WHAT YOU HAVE TO DO: Filter the entries below, keeping only lines with the word "Flecken".

===============

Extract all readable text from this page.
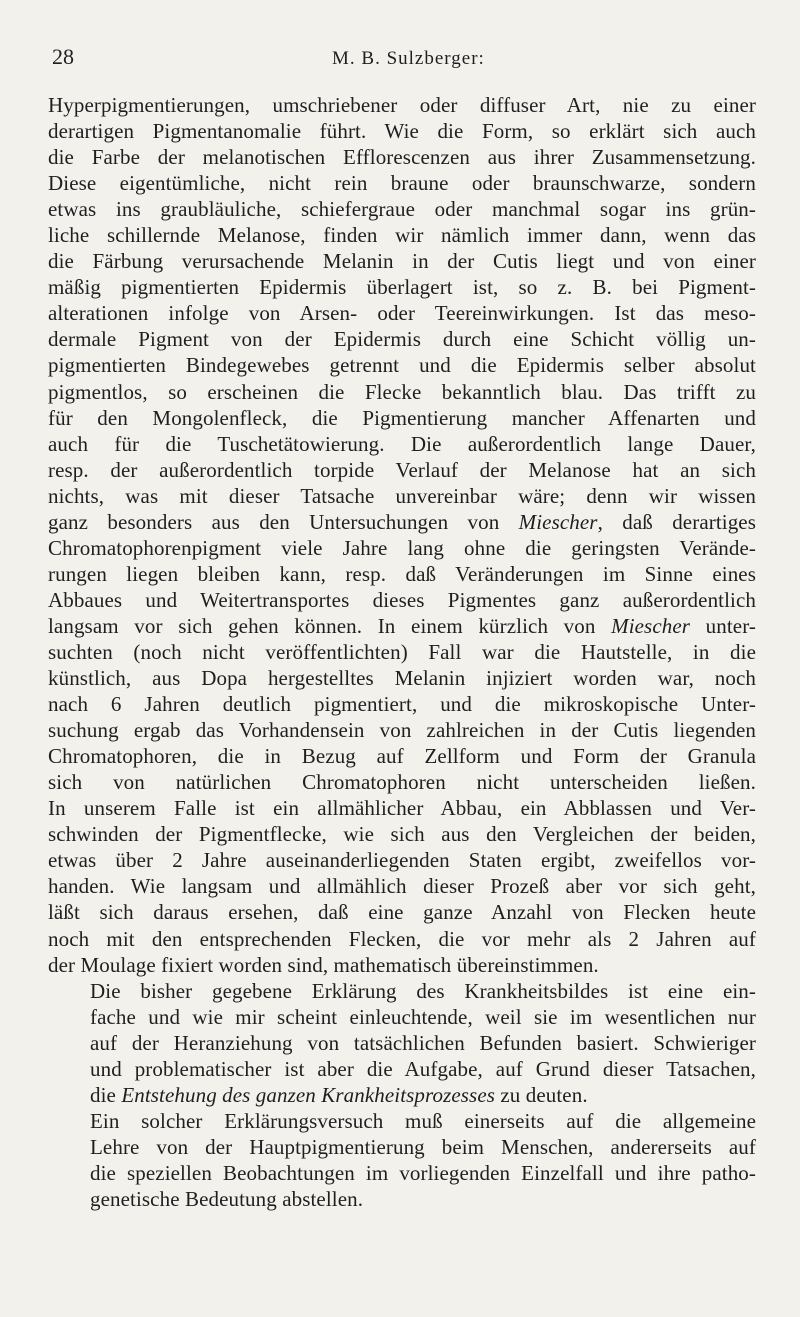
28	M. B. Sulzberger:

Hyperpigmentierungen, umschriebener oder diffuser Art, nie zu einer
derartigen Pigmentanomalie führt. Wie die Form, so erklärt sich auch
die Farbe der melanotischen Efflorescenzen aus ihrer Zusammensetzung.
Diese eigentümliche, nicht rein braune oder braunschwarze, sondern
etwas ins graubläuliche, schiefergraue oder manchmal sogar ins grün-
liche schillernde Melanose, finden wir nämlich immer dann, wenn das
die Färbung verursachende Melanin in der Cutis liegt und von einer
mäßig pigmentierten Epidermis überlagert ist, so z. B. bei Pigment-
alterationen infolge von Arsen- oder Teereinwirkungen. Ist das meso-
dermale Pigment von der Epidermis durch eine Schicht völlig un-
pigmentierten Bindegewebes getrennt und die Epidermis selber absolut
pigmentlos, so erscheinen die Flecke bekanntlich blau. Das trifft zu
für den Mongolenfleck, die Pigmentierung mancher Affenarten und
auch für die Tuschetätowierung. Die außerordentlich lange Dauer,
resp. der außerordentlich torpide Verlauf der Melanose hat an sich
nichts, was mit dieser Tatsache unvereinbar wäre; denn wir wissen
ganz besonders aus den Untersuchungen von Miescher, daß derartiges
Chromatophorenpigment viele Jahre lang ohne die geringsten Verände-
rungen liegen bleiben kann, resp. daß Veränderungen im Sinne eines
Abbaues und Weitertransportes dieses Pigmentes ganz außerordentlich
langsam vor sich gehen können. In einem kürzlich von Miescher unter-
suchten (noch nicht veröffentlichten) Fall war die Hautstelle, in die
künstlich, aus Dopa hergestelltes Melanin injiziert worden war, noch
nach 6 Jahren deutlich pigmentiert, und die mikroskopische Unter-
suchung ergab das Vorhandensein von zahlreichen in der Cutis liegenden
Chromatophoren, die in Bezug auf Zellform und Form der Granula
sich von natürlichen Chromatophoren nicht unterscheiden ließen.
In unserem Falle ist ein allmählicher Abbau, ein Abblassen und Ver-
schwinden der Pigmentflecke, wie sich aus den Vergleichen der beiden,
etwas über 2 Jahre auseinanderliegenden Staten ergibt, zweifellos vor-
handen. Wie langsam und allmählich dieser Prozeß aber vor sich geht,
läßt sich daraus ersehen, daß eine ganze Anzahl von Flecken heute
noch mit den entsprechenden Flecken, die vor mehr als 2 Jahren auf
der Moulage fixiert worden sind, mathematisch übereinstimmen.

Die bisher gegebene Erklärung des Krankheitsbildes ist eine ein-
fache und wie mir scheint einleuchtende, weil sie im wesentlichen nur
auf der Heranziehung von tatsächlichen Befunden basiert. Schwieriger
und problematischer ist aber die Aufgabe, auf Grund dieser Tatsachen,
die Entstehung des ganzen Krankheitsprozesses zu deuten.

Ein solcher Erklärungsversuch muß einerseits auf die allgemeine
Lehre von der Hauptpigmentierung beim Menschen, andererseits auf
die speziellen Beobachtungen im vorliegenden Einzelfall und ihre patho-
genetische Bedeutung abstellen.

===============

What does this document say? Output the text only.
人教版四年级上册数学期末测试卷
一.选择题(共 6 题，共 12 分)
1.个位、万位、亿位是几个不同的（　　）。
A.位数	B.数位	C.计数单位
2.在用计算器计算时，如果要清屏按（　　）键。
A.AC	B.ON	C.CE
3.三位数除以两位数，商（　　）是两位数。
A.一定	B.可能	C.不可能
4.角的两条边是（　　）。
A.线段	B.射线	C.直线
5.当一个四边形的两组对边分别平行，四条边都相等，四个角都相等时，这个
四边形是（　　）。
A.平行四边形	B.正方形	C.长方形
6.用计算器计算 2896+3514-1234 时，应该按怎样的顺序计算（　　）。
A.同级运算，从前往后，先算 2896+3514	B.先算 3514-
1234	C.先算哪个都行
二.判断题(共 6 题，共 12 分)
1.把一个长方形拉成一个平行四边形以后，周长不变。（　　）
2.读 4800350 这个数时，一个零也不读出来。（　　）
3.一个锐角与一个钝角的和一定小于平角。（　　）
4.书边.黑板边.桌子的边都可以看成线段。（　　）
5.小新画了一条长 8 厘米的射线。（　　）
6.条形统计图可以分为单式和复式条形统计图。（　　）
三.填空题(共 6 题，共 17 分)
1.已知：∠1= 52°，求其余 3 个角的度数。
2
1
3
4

===============

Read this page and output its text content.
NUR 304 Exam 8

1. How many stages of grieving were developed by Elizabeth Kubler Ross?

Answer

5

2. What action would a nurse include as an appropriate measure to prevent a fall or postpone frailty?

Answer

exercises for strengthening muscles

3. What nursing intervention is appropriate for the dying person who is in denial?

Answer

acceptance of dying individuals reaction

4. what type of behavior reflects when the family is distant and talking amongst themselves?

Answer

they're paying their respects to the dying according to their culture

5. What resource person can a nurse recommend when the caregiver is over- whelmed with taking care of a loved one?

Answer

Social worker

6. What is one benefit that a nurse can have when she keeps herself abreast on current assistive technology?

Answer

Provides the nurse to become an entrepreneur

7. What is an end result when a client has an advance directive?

===============

THE SOLUTION:
läßt sich daraus ersehen, daß eine ganze Anzahl von Flecken heute
noch mit den entsprechenden Flecken, die vor mehr als 2 Jahren auf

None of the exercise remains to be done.